GOAL OF THE EXERCISE
Produce an exact transcription of the listing below, omitting the pictures.

****************************************

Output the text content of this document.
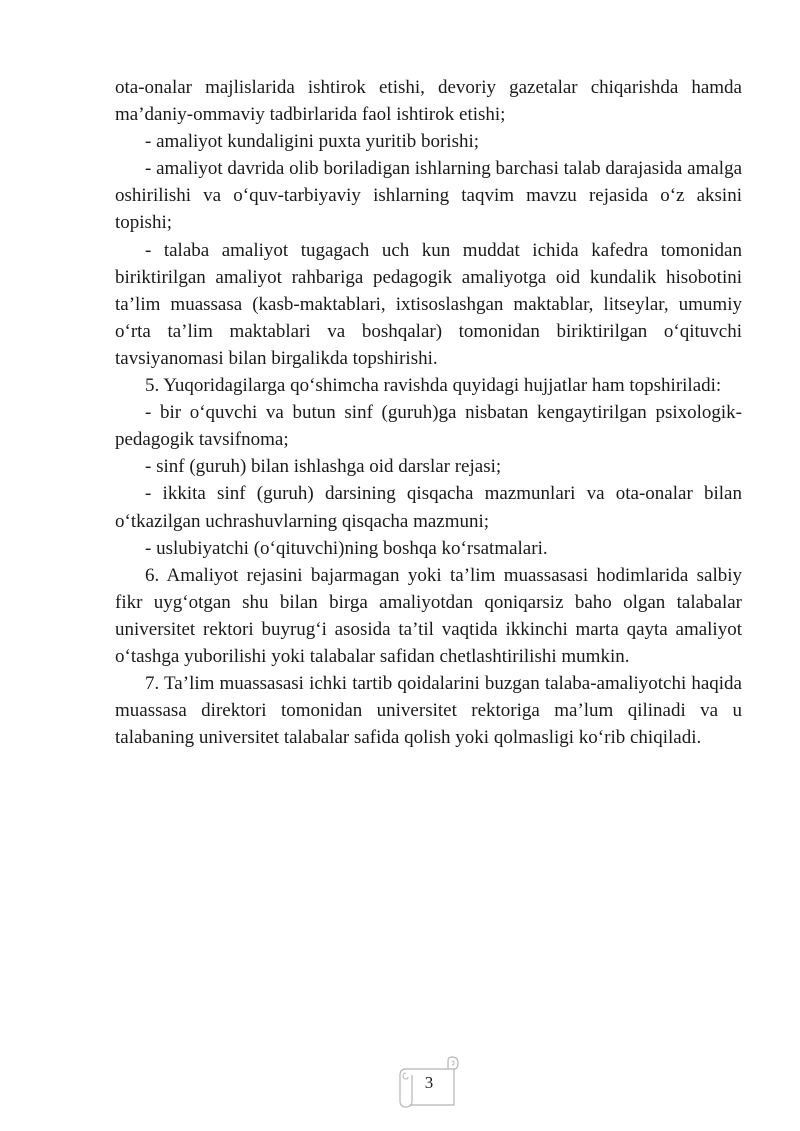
ota-onalar majlislarida ishtirok etishi, devoriy gazetalar chiqarishda hamda ma’daniy-ommaviy tadbirlarida faol ishtirok etishi;

- amaliyot kundaligini puxta yuritib borishi;

- amaliyot davrida olib boriladigan ishlarning barchasi talab darajasida amalga oshirilishi va o‘quv-tarbiyaviy ishlarning taqvim mavzu rejasida o‘z aksini topishi;

- talaba amaliyot tugagach uch kun muddat ichida kafedra tomonidan biriktirilgan amaliyot rahbariga pedagogik amaliyotga oid kundalik hisobotini ta’lim muassasa (kasb-maktablari, ixtisoslashgan maktablar, litseylar, umumiy o‘rta ta’lim maktablari va boshqalar) tomonidan biriktirilgan o‘qituvchi tavsiyanomasi bilan birgalikda topshirishi.

5. Yuqoridagilarga qo‘shimcha ravishda quyidagi hujjatlar ham topshiriladi:

- bir o‘quvchi va butun sinf (guruh)ga nisbatan kengaytirilgan psixologik-pedagogik tavsifnoma;

- sinf (guruh) bilan ishlashga oid darslar rejasi;

- ikkita sinf (guruh) darsining qisqacha mazmunlari va ota-onalar bilan o‘tkazilgan uchrashuvlarning qisqacha mazmuni;

- uslubiyatchi (o‘qituvchi)ning boshqa ko‘rsatmalari.

6. Amaliyot rejasini bajarmagan yoki ta’lim muassasasi hodimlarida salbiy fikr uyg‘otgan shu bilan birga amaliyotdan qoniqarsiz baho olgan talabalar universitet rektori buyrug‘i asosida ta’til vaqtida ikkinchi marta qayta amaliyot o‘tashga yuborilishi yoki talabalar safidan chetlashtirilishi mumkin.

7. Ta’lim muassasasi ichki tartib qoidalarini buzgan talaba-amaliyotchi haqida muassasa direktori tomonidan universitet rektoriga ma’lum qilinadi va u talabaning universitet talabalar safida qolish yoki qolmasligi ko‘rib chiqiladi.

3
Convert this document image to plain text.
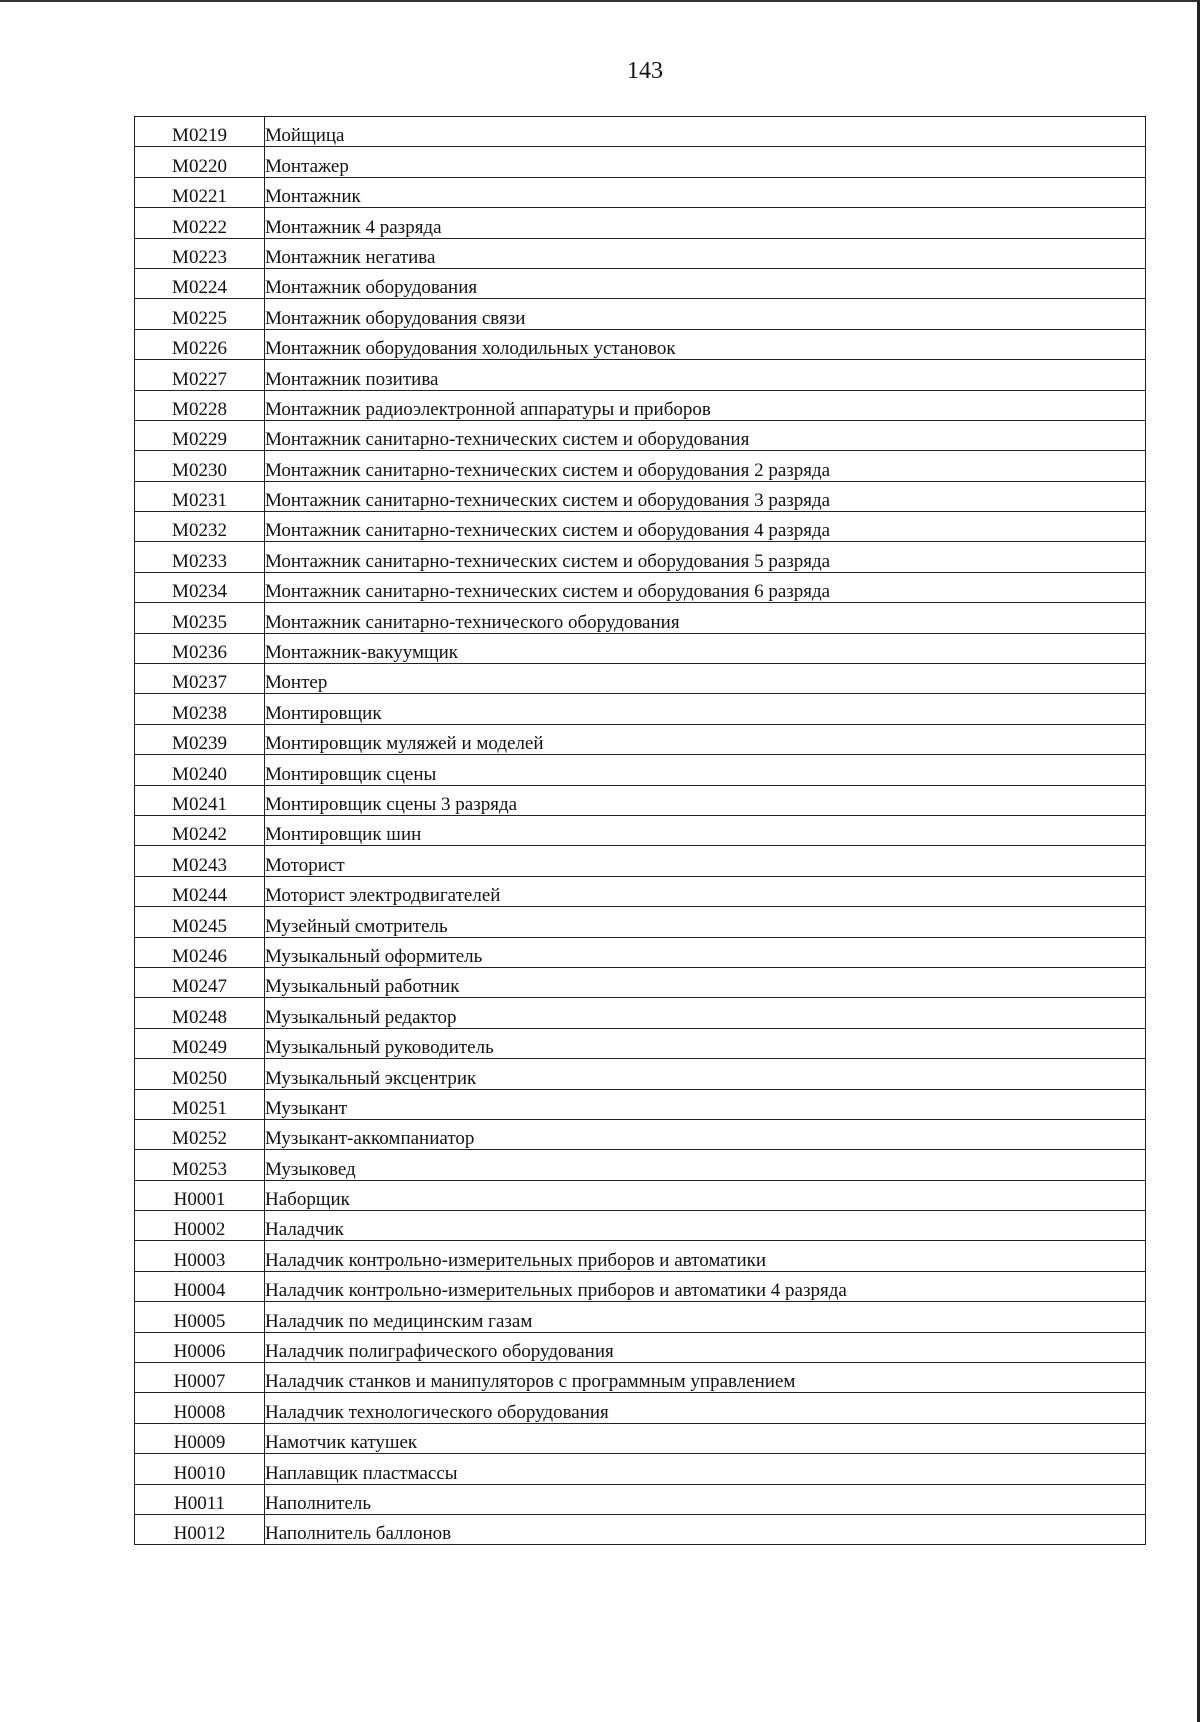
143
М0219	Мойщица
М0220	Монтажер
М0221	Монтажник
М0222	Монтажник 4 разряда
М0223	Монтажник негатива
М0224	Монтажник оборудования
М0225	Монтажник оборудования связи
М0226	Монтажник оборудования холодильных установок
М0227	Монтажник позитива
М0228	Монтажник радиоэлектронной аппаратуры и приборов
М0229	Монтажник санитарно-технических систем и оборудования
М0230	Монтажник санитарно-технических систем и оборудования 2 разряда
М0231	Монтажник санитарно-технических систем и оборудования 3 разряда
М0232	Монтажник санитарно-технических систем и оборудования 4 разряда
М0233	Монтажник санитарно-технических систем и оборудования 5 разряда
М0234	Монтажник санитарно-технических систем и оборудования 6 разряда
М0235	Монтажник санитарно-технического оборудования
М0236	Монтажник-вакуумщик
М0237	Монтер
М0238	Монтировщик
М0239	Монтировщик муляжей и моделей
М0240	Монтировщик сцены
М0241	Монтировщик сцены 3 разряда
М0242	Монтировщик шин
М0243	Моторист
М0244	Моторист электродвигателей
М0245	Музейный смотритель
М0246	Музыкальный оформитель
М0247	Музыкальный работник
М0248	Музыкальный редактор
М0249	Музыкальный руководитель
М0250	Музыкальный эксцентрик
М0251	Музыкант
М0252	Музыкант-аккомпаниатор
М0253	Музыковед
Н0001	Наборщик
Н0002	Наладчик
Н0003	Наладчик контрольно-измерительных приборов и автоматики
Н0004	Наладчик контрольно-измерительных приборов и автоматики 4 разряда
Н0005	Наладчик по медицинским газам
Н0006	Наладчик полиграфического оборудования
Н0007	Наладчик станков и манипуляторов с программным управлением
Н0008	Наладчик технологического оборудования
Н0009	Намотчик катушек
Н0010	Наплавщик пластмассы
Н0011	Наполнитель
Н0012	Наполнитель баллонов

****************************************

COMPLETE RESPONSE
Output the text content of this document.
ota-onalar majlislarida ishtirok etishi, devoriy gazetalar chiqarishda hamda ma’daniy-ommaviy tadbirlarida faol ishtirok etishi;

- amaliyot kundaligini puxta yuritib borishi;

- amaliyot davrida olib boriladigan ishlarning barchasi talab darajasida amalga oshirilishi va o‘quv-tarbiyaviy ishlarning taqvim mavzu rejasida o‘z aksini topishi;

- talaba amaliyot tugagach uch kun muddat ichida kafedra tomonidan biriktirilgan amaliyot rahbariga pedagogik amaliyotga oid kundalik hisobotini ta’lim muassasa (kasb-maktablari, ixtisoslashgan maktablar, litseylar, umumiy o‘rta ta’lim maktablari va boshqalar) tomonidan biriktirilgan o‘qituvchi tavsiyanomasi bilan birgalikda topshirishi.

5. Yuqoridagilarga qo‘shimcha ravishda quyidagi hujjatlar ham topshiriladi:

- bir o‘quvchi va butun sinf (guruh)ga nisbatan kengaytirilgan psixologik-pedagogik tavsifnoma;

- sinf (guruh) bilan ishlashga oid darslar rejasi;

- ikkita sinf (guruh) darsining qisqacha mazmunlari va ota-onalar bilan o‘tkazilgan uchrashuvlarning qisqacha mazmuni;

- uslubiyatchi (o‘qituvchi)ning boshqa ko‘rsatmalari.

6. Amaliyot rejasini bajarmagan yoki ta’lim muassasasi hodimlarida salbiy fikr uyg‘otgan shu bilan birga amaliyotdan qoniqarsiz baho olgan talabalar universitet rektori buyrug‘i asosida ta’til vaqtida ikkinchi marta qayta amaliyot o‘tashga yuborilishi yoki talabalar safidan chetlashtirilishi mumkin.

7. Ta’lim muassasasi ichki tartib qoidalarini buzgan talaba-amaliyotchi haqida muassasa direktori tomonidan universitet rektoriga ma’lum qilinadi va u talabaning universitet talabalar safida qolish yoki qolmasligi ko‘rib chiqiladi.

3
Convert this document image to plain text.
143
М0219	Мойщица
М0220	Монтажер
М0221	Монтажник
М0222	Монтажник 4 разряда
М0223	Монтажник негатива
М0224	Монтажник оборудования
М0225	Монтажник оборудования связи
М0226	Монтажник оборудования холодильных установок
М0227	Монтажник позитива
М0228	Монтажник радиоэлектронной аппаратуры и приборов
М0229	Монтажник санитарно-технических систем и оборудования
М0230	Монтажник санитарно-технических систем и оборудования 2 разряда
М0231	Монтажник санитарно-технических систем и оборудования 3 разряда
М0232	Монтажник санитарно-технических систем и оборудования 4 разряда
М0233	Монтажник санитарно-технических систем и оборудования 5 разряда
М0234	Монтажник санитарно-технических систем и оборудования 6 разряда
М0235	Монтажник санитарно-технического оборудования
М0236	Монтажник-вакуумщик
М0237	Монтер
М0238	Монтировщик
М0239	Монтировщик муляжей и моделей
М0240	Монтировщик сцены
М0241	Монтировщик сцены 3 разряда
М0242	Монтировщик шин
М0243	Моторист
М0244	Моторист электродвигателей
М0245	Музейный смотритель
М0246	Музыкальный оформитель
М0247	Музыкальный работник
М0248	Музыкальный редактор
М0249	Музыкальный руководитель
М0250	Музыкальный эксцентрик
М0251	Музыкант
М0252	Музыкант-аккомпаниатор
М0253	Музыковед
Н0001	Наборщик
Н0002	Наладчик
Н0003	Наладчик контрольно-измерительных приборов и автоматики
Н0004	Наладчик контрольно-измерительных приборов и автоматики 4 разряда
Н0005	Наладчик по медицинским газам
Н0006	Наладчик полиграфического оборудования
Н0007	Наладчик станков и манипуляторов с программным управлением
Н0008	Наладчик технологического оборудования
Н0009	Намотчик катушек
Н0010	Наплавщик пластмассы
Н0011	Наполнитель
Н0012	Наполнитель баллонов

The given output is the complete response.